*Material shown*
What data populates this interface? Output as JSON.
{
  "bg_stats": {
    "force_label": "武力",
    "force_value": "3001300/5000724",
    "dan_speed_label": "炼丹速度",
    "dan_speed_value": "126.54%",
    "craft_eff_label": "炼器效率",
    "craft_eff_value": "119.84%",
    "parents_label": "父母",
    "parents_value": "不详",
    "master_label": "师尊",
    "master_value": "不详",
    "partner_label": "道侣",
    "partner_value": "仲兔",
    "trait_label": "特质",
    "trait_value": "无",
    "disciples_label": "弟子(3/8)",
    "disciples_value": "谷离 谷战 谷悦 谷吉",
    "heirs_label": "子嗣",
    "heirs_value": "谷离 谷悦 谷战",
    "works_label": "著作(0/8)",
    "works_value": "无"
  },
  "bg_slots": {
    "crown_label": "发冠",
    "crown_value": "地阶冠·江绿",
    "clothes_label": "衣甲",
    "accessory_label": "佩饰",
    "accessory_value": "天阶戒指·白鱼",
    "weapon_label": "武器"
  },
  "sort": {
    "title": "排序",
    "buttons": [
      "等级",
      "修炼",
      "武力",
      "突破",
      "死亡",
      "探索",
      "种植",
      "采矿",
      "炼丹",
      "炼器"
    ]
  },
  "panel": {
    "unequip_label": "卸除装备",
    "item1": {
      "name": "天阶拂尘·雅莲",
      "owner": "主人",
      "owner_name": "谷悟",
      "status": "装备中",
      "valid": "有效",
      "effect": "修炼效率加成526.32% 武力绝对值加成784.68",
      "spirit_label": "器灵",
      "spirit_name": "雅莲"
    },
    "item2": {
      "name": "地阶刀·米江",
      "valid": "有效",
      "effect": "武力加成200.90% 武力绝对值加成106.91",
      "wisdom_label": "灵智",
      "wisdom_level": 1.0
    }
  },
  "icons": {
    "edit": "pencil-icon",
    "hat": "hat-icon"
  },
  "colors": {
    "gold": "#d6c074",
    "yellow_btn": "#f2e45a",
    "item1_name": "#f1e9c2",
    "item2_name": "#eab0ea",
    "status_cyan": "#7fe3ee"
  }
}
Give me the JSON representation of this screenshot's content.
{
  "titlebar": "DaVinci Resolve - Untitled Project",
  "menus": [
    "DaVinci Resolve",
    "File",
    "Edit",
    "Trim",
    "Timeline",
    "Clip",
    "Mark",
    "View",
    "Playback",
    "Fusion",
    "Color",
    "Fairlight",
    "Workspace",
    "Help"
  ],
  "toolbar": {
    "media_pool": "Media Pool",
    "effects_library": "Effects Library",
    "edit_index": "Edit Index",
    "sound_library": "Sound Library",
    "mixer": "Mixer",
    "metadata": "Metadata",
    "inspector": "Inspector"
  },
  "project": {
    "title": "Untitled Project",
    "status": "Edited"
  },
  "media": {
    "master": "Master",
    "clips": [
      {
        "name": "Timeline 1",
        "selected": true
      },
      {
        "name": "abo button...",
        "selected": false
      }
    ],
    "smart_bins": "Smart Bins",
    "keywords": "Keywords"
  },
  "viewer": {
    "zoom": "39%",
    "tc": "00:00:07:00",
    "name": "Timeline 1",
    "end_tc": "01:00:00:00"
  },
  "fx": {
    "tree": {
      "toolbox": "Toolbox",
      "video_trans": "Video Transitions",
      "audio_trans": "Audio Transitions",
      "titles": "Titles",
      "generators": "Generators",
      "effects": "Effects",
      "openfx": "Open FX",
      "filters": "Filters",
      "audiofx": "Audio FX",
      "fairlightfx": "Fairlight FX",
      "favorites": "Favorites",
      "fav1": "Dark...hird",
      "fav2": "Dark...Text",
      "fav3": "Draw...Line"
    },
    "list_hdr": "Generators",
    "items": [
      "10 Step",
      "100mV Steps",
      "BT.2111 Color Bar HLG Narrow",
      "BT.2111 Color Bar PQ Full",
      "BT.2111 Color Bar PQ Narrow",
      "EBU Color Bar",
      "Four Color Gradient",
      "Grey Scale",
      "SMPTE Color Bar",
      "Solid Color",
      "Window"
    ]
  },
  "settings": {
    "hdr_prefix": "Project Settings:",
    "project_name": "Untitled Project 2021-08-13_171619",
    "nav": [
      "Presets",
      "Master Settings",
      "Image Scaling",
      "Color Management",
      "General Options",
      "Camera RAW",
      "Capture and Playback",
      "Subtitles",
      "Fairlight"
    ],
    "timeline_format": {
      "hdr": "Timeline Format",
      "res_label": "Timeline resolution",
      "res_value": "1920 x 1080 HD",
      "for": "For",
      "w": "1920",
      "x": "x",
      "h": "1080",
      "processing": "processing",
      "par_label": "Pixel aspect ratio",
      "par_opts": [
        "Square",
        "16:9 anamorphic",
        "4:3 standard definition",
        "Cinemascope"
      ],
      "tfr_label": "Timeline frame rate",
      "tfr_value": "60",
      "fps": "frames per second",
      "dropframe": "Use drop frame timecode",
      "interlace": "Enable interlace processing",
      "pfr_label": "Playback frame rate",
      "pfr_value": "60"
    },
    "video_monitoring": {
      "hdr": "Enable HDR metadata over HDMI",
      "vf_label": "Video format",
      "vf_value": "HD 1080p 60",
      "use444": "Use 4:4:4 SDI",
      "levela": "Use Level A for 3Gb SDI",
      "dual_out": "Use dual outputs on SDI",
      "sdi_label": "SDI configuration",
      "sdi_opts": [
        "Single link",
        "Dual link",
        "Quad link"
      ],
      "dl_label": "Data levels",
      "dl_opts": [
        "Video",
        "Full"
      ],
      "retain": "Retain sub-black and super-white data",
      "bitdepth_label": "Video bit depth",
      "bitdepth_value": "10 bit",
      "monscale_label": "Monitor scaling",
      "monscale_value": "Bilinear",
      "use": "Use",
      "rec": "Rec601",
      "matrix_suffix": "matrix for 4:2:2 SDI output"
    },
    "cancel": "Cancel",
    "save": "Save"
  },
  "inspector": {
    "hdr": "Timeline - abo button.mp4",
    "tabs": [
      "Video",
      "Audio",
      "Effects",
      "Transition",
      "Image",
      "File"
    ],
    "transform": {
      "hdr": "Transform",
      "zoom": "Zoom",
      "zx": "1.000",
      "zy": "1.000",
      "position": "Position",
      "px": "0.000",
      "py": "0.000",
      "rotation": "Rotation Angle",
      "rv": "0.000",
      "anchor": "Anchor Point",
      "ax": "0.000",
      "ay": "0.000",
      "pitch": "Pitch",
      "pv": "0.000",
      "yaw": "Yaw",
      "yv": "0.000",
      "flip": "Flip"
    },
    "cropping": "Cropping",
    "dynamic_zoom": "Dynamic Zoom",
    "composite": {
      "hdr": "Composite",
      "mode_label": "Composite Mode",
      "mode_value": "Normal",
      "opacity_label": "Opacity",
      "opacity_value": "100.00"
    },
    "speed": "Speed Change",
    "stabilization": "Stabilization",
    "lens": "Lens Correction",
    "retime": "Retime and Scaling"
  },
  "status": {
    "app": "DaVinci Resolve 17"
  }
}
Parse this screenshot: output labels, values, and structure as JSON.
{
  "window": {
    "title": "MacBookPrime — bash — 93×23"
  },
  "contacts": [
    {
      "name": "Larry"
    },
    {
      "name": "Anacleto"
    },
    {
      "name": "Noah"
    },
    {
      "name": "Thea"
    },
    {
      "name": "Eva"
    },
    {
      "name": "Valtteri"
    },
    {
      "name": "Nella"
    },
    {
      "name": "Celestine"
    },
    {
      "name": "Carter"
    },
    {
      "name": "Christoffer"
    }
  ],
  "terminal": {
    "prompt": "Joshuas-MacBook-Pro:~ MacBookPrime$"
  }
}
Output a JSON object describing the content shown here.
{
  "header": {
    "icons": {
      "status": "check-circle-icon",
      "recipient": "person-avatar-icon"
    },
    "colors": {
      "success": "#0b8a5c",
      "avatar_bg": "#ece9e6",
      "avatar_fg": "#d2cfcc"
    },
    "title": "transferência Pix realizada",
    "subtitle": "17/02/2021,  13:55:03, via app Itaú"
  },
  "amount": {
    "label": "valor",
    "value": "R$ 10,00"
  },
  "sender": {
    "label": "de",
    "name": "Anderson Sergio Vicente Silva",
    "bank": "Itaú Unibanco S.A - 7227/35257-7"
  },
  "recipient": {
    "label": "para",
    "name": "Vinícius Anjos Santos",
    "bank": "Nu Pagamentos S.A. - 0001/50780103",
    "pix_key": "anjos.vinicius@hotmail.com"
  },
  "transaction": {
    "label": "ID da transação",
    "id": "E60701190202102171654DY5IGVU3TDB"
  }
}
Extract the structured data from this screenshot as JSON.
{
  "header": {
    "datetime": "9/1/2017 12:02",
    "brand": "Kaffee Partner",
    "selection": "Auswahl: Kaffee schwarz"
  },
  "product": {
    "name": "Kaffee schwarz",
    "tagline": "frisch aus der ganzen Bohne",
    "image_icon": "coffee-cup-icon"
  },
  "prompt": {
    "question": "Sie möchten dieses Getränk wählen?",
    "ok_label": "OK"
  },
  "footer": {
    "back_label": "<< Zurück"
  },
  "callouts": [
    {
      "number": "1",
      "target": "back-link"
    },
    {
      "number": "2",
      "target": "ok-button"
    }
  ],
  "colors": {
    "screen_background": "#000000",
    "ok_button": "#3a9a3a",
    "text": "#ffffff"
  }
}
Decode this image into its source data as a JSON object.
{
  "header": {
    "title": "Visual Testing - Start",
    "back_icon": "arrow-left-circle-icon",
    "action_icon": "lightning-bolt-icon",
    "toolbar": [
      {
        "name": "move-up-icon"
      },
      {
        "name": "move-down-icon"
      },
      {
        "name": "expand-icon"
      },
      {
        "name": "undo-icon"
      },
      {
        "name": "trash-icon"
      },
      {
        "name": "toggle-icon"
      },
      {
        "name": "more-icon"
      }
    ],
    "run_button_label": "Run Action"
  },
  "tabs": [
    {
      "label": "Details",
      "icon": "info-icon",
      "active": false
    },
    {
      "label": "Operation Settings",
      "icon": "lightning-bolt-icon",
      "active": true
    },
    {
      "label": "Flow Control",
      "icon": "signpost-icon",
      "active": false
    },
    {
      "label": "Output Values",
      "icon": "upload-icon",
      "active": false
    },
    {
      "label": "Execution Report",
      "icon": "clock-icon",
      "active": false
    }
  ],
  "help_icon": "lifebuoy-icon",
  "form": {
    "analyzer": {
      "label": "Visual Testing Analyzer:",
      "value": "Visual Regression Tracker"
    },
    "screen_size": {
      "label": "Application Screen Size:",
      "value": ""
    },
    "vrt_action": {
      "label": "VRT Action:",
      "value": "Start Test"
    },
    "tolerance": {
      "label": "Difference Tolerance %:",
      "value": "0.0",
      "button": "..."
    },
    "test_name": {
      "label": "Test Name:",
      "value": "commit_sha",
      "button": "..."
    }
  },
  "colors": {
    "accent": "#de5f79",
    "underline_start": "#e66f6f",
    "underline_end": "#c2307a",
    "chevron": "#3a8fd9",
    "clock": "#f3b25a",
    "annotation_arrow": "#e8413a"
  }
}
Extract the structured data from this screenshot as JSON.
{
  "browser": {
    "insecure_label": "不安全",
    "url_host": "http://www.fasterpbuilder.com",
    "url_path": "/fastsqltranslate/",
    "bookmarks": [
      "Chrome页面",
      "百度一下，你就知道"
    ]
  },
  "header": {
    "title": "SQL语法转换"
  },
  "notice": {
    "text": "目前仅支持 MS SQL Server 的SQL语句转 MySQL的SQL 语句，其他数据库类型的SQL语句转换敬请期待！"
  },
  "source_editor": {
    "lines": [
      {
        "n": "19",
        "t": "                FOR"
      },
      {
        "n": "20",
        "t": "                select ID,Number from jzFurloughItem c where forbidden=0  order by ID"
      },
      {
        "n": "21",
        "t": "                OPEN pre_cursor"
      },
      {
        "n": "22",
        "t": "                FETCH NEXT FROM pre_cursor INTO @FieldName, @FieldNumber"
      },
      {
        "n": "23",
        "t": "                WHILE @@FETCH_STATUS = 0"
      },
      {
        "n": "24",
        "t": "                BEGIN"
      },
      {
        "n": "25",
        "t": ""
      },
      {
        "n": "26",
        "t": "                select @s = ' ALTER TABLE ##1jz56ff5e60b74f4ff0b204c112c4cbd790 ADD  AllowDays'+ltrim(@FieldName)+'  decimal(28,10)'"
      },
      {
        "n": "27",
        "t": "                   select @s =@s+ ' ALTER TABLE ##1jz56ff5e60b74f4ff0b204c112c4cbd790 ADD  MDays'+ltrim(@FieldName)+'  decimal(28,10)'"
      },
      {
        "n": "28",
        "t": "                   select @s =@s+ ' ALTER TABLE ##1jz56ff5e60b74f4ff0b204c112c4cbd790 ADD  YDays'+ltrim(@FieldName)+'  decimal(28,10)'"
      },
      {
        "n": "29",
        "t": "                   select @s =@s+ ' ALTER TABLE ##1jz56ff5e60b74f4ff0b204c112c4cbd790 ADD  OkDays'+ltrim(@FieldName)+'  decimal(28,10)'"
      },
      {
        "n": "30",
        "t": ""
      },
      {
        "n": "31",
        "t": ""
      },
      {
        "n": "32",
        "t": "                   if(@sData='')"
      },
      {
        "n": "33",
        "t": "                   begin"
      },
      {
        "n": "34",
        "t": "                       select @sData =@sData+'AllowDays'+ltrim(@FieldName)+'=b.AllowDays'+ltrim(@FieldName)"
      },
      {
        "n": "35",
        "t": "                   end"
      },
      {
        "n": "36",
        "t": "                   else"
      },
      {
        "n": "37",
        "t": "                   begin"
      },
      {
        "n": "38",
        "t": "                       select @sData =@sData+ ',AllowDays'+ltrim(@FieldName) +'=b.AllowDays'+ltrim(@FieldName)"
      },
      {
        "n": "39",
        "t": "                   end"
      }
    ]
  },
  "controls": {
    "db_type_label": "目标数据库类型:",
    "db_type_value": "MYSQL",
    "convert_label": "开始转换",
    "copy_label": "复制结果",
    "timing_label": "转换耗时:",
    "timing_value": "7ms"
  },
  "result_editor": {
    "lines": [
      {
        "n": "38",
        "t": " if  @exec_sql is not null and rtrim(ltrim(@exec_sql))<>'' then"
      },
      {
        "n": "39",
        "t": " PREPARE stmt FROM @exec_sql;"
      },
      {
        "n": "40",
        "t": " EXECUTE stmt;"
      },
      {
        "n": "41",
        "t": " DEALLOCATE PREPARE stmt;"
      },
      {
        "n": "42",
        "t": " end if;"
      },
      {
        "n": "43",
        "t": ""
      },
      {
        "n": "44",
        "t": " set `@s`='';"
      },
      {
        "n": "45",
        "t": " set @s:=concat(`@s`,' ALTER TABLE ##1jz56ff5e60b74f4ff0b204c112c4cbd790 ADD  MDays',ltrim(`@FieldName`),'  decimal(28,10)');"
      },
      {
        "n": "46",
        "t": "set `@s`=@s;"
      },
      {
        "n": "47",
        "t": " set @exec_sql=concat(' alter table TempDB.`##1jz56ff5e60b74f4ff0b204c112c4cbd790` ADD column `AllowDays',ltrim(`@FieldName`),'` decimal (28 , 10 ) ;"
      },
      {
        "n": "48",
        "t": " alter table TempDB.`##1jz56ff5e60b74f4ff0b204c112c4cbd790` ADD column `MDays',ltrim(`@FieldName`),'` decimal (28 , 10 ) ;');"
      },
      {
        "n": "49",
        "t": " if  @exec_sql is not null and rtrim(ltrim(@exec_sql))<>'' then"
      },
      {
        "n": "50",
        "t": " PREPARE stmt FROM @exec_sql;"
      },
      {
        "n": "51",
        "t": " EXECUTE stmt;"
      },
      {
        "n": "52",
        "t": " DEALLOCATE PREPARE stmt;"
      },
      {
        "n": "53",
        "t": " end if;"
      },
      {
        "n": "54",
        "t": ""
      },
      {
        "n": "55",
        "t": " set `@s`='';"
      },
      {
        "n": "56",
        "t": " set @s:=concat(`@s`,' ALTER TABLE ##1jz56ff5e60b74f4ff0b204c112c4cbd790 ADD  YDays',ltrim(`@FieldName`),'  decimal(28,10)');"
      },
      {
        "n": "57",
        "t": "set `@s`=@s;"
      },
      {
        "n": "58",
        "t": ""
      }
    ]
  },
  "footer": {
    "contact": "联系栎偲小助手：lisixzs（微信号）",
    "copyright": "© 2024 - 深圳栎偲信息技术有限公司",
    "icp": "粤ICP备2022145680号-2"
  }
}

*Directions for this task*
Go through the data above and find the lines with the word "Playback". Copy each of those lines.

*Written solution*
    "Playback",
      "Capture and Playback",
      "pfr_label": "Playback frame rate",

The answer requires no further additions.